Some records
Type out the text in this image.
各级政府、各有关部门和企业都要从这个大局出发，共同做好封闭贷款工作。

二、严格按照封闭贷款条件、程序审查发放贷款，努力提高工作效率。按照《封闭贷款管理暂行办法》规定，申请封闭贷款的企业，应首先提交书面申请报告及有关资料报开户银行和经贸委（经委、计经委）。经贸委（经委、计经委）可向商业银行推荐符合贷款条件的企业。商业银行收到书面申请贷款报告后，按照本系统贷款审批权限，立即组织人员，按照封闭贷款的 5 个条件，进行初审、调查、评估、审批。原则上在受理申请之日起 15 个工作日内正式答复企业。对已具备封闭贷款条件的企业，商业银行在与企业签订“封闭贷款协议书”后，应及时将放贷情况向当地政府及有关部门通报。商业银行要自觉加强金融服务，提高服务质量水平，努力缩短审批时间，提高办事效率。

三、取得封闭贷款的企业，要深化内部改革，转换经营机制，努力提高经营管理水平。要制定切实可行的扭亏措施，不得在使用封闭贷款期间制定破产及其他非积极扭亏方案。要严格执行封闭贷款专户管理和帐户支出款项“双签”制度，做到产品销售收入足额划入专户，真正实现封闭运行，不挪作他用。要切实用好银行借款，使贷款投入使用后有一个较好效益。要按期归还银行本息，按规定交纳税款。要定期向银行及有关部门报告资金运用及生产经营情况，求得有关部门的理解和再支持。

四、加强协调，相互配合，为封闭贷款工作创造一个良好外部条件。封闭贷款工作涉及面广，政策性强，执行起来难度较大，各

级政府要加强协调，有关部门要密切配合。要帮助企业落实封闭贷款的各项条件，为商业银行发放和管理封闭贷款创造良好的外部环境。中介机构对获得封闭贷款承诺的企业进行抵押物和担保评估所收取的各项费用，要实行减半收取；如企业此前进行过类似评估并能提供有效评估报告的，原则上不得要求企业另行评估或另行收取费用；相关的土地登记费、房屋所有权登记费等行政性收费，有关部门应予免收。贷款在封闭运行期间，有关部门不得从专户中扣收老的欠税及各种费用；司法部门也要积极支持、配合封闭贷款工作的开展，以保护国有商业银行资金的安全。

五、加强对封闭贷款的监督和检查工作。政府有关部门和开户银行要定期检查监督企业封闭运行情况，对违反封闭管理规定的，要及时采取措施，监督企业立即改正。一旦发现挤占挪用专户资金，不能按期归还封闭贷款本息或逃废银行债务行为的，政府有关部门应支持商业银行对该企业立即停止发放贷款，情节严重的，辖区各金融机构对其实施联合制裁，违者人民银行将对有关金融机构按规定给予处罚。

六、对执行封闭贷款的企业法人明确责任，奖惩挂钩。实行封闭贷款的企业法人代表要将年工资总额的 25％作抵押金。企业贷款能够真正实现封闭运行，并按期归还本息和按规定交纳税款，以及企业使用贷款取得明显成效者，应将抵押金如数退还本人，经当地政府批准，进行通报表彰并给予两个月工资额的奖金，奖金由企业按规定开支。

What you have to do: Every line above should be printed again exactly as it stands.

Problem solution:
Type out the text in this image.
各级政府、各有关部门和企业都要从这个大局出发，共同做好封闭贷款工作。

二、严格按照封闭贷款条件、程序审查发放贷款，努力提高工作效率。按照《封闭贷款管理暂行办法》规定，申请封闭贷款的企业，应首先提交书面申请报告及有关资料报开户银行和经贸委（经委、计经委）。经贸委（经委、计经委）可向商业银行推荐符合贷款条件的企业。商业银行收到书面申请贷款报告后，按照本系统贷款审批权限，立即组织人员，按照封闭贷款的 5 个条件，进行初审、调查、评估、审批。原则上在受理申请之日起 15 个工作日内正式答复企业。对已具备封闭贷款条件的企业，商业银行在与企业签订“封闭贷款协议书”后，应及时将放贷情况向当地政府及有关部门通报。商业银行要自觉加强金融服务，提高服务质量水平，努力缩短审批时间，提高办事效率。

三、取得封闭贷款的企业，要深化内部改革，转换经营机制，努力提高经营管理水平。要制定切实可行的扭亏措施，不得在使用封闭贷款期间制定破产及其他非积极扭亏方案。要严格执行封闭贷款专户管理和帐户支出款项“双签”制度，做到产品销售收入足额划入专户，真正实现封闭运行，不挪作他用。要切实用好银行借款，使贷款投入使用后有一个较好效益。要按期归还银行本息，按规定交纳税款。要定期向银行及有关部门报告资金运用及生产经营情况，求得有关部门的理解和再支持。

四、加强协调，相互配合，为封闭贷款工作创造一个良好外部条件。封闭贷款工作涉及面广，政策性强，执行起来难度较大，各

级政府要加强协调，有关部门要密切配合。要帮助企业落实封闭贷款的各项条件，为商业银行发放和管理封闭贷款创造良好的外部环境。中介机构对获得封闭贷款承诺的企业进行抵押物和担保评估所收取的各项费用，要实行减半收取；如企业此前进行过类似评估并能提供有效评估报告的，原则上不得要求企业另行评估或另行收取费用；相关的土地登记费、房屋所有权登记费等行政性收费，有关部门应予免收。贷款在封闭运行期间，有关部门不得从专户中扣收老的欠税及各种费用；司法部门也要积极支持、配合封闭贷款工作的开展，以保护国有商业银行资金的安全。

五、加强对封闭贷款的监督和检查工作。政府有关部门和开户银行要定期检查监督企业封闭运行情况，对违反封闭管理规定的，要及时采取措施，监督企业立即改正。一旦发现挤占挪用专户资金，不能按期归还封闭贷款本息或逃废银行债务行为的，政府有关部门应支持商业银行对该企业立即停止发放贷款，情节严重的，辖区各金融机构对其实施联合制裁，违者人民银行将对有关金融机构按规定给予处罚。

六、对执行封闭贷款的企业法人明确责任，奖惩挂钩。实行封闭贷款的企业法人代表要将年工资总额的 25％作抵押金。企业贷款能够真正实现封闭运行，并按期归还本息和按规定交纳税款，以及企业使用贷款取得明显成效者，应将抵押金如数退还本人，经当地政府批准，进行通报表彰并给予两个月工资额的奖金，奖金由企业按规定开支。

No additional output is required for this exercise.